____ Rows

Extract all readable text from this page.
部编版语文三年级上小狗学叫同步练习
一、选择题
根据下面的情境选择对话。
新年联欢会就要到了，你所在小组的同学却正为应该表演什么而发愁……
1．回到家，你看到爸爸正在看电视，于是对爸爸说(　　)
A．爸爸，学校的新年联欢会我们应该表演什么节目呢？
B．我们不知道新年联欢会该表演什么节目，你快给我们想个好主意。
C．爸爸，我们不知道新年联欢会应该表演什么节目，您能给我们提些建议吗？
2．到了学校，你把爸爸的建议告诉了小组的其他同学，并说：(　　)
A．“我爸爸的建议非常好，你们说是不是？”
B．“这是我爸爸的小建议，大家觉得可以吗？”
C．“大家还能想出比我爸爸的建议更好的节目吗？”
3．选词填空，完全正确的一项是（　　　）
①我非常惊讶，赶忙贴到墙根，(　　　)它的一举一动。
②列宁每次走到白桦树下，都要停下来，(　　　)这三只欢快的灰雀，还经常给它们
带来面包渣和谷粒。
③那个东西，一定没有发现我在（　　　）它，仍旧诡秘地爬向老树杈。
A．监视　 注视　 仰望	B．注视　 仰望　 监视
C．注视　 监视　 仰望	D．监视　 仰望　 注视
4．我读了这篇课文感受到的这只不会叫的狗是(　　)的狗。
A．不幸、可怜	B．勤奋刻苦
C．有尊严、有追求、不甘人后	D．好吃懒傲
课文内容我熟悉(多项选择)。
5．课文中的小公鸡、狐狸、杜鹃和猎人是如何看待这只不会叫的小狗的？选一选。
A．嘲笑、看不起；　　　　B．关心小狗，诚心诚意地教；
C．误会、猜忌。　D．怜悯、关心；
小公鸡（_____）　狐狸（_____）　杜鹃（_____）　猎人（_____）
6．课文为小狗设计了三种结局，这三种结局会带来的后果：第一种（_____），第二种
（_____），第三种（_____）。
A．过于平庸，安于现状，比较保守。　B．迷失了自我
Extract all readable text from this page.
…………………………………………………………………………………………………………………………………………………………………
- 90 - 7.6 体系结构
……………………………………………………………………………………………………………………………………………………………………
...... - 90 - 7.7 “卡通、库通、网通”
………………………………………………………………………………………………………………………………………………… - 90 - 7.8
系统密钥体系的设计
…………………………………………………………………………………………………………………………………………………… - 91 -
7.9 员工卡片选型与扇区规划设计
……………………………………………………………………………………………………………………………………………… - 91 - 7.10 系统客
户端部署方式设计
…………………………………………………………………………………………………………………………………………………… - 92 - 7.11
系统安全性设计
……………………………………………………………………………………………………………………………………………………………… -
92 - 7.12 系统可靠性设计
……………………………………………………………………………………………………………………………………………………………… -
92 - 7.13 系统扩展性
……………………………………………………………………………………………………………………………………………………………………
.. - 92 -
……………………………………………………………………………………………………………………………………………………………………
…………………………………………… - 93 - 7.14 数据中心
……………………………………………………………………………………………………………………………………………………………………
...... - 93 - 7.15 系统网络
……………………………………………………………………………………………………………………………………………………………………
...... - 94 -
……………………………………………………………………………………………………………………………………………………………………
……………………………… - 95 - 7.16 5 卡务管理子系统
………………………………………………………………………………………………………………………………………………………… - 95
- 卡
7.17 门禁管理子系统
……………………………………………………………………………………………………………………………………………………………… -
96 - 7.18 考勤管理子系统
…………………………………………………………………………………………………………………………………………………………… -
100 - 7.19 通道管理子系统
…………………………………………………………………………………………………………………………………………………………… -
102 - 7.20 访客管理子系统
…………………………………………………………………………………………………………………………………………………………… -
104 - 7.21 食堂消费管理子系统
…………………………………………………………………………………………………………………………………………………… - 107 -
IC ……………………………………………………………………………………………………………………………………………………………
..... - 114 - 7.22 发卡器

________

Directive
Quote all the records exactly, please, leaving none out.

Task response
Extract all readable text from this page.
部编版语文三年级上小狗学叫同步练习
一、选择题
根据下面的情境选择对话。
新年联欢会就要到了，你所在小组的同学却正为应该表演什么而发愁……
1．回到家，你看到爸爸正在看电视，于是对爸爸说(　　)
A．爸爸，学校的新年联欢会我们应该表演什么节目呢？
B．我们不知道新年联欢会该表演什么节目，你快给我们想个好主意。
C．爸爸，我们不知道新年联欢会应该表演什么节目，您能给我们提些建议吗？
2．到了学校，你把爸爸的建议告诉了小组的其他同学，并说：(　　)
A．“我爸爸的建议非常好，你们说是不是？”
B．“这是我爸爸的小建议，大家觉得可以吗？”
C．“大家还能想出比我爸爸的建议更好的节目吗？”
3．选词填空，完全正确的一项是（　　　）
①我非常惊讶，赶忙贴到墙根，(　　　)它的一举一动。
②列宁每次走到白桦树下，都要停下来，(　　　)这三只欢快的灰雀，还经常给它们
带来面包渣和谷粒。
③那个东西，一定没有发现我在（　　　）它，仍旧诡秘地爬向老树杈。
A．监视　 注视　 仰望	B．注视　 仰望　 监视
C．注视　 监视　 仰望	D．监视　 仰望　 注视
4．我读了这篇课文感受到的这只不会叫的狗是(　　)的狗。
A．不幸、可怜	B．勤奋刻苦
C．有尊严、有追求、不甘人后	D．好吃懒傲
课文内容我熟悉(多项选择)。
5．课文中的小公鸡、狐狸、杜鹃和猎人是如何看待这只不会叫的小狗的？选一选。
A．嘲笑、看不起；　　　　B．关心小狗，诚心诚意地教；
C．误会、猜忌。　D．怜悯、关心；
小公鸡（_____）　狐狸（_____）　杜鹃（_____）　猎人（_____）
6．课文为小狗设计了三种结局，这三种结局会带来的后果：第一种（_____），第二种
（_____），第三种（_____）。
A．过于平庸，安于现状，比较保守。　B．迷失了自我
Extract all readable text from this page.
…………………………………………………………………………………………………………………………………………………………………
- 90 - 7.6 体系结构
……………………………………………………………………………………………………………………………………………………………………
...... - 90 - 7.7 “卡通、库通、网通”
………………………………………………………………………………………………………………………………………………… - 90 - 7.8
系统密钥体系的设计
…………………………………………………………………………………………………………………………………………………… - 91 -
7.9 员工卡片选型与扇区规划设计
……………………………………………………………………………………………………………………………………………… - 91 - 7.10 系统客
户端部署方式设计
…………………………………………………………………………………………………………………………………………………… - 92 - 7.11
系统安全性设计
……………………………………………………………………………………………………………………………………………………………… -
92 - 7.12 系统可靠性设计
……………………………………………………………………………………………………………………………………………………………… -
92 - 7.13 系统扩展性
……………………………………………………………………………………………………………………………………………………………………
.. - 92 -
……………………………………………………………………………………………………………………………………………………………………
…………………………………………… - 93 - 7.14 数据中心
……………………………………………………………………………………………………………………………………………………………………
...... - 93 - 7.15 系统网络
……………………………………………………………………………………………………………………………………………………………………
...... - 94 -
……………………………………………………………………………………………………………………………………………………………………
……………………………… - 95 - 7.16 5 卡务管理子系统
………………………………………………………………………………………………………………………………………………………… - 95
- 卡
7.17 门禁管理子系统
……………………………………………………………………………………………………………………………………………………………… -
96 - 7.18 考勤管理子系统
…………………………………………………………………………………………………………………………………………………………… -
100 - 7.19 通道管理子系统
…………………………………………………………………………………………………………………………………………………………… -
102 - 7.20 访客管理子系统
…………………………………………………………………………………………………………………………………………………………… -
104 - 7.21 食堂消费管理子系统
…………………………………………………………………………………………………………………………………………………… - 107 -
IC ……………………………………………………………………………………………………………………………………………………………
..... - 114 - 7.22 发卡器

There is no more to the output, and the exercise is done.